Locate the word "with" in the material, then show every line that holds it.

◆ ◆ ◆ ◆ ◆

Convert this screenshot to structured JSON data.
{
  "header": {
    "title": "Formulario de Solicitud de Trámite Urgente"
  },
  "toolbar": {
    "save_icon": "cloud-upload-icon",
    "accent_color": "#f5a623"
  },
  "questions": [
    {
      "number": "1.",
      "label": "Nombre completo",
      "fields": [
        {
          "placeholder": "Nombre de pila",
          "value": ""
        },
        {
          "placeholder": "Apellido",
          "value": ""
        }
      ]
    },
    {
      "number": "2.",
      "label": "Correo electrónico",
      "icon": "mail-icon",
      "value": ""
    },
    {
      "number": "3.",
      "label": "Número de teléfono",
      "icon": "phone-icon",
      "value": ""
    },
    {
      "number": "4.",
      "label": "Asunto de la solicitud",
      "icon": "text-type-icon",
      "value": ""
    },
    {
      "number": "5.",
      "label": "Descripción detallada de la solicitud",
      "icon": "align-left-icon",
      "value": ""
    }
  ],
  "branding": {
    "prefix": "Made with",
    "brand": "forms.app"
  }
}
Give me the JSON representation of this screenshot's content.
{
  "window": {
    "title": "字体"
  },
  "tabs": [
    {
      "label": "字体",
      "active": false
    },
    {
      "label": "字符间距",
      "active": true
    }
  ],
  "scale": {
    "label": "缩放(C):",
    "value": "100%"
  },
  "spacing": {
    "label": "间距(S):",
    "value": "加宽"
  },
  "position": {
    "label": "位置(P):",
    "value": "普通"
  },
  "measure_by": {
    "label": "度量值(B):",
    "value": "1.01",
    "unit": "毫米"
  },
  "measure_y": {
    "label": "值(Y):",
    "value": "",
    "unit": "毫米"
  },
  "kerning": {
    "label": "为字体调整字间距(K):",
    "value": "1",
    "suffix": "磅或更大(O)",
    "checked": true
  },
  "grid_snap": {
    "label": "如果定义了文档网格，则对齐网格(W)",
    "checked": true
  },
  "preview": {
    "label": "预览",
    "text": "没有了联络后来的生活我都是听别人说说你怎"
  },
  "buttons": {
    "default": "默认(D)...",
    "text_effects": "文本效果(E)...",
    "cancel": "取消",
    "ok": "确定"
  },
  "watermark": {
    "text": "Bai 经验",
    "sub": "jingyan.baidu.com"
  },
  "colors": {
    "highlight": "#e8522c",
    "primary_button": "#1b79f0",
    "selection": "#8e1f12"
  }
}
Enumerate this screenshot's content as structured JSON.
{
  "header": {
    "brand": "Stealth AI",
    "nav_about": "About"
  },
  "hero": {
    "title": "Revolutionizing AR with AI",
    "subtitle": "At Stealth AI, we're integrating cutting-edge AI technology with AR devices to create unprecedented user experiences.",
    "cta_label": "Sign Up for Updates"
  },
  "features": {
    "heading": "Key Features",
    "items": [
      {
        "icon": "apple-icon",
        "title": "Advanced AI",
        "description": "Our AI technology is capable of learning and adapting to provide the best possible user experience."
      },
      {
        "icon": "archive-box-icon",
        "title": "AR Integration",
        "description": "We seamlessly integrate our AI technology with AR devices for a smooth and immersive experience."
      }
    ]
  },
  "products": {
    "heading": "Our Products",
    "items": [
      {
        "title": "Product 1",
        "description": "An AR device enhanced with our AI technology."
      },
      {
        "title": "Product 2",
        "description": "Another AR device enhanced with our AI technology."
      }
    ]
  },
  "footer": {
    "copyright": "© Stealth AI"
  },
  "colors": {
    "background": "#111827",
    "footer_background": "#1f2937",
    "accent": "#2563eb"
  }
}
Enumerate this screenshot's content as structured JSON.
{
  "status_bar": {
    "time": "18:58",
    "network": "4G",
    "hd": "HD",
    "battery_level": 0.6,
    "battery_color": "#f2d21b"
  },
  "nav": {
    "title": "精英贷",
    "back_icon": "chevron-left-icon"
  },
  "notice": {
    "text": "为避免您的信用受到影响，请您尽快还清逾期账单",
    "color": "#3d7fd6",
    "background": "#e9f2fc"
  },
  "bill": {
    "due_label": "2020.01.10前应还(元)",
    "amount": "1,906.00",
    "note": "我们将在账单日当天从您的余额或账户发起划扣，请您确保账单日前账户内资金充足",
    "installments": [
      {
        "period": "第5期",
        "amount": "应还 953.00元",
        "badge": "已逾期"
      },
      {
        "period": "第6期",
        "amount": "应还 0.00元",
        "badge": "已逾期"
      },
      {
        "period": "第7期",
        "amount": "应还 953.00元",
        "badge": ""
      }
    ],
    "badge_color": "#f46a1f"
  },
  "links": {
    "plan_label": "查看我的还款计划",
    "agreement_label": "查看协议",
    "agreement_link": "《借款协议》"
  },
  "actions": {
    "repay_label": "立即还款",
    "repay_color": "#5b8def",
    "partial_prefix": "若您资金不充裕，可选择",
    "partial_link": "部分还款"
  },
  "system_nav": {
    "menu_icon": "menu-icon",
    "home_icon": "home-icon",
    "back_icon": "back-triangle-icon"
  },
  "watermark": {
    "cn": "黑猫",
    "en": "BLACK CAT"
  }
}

◆ ◆ ◆ ◆ ◆

§ **EXERCISE SOLUTION**:
    "prefix": "Made with",
    "title": "Revolutionizing AR with AI",
    "subtitle": "At Stealth AI, we're integrating cutting-edge AI technology with AR devices to create unprecedented user experiences.",
        "description": "We seamlessly integrate our AI technology with AR devices for a smooth and immersive experience."
        "description": "An AR device enhanced with our AI technology."
        "description": "Another AR device enhanced with our AI technology."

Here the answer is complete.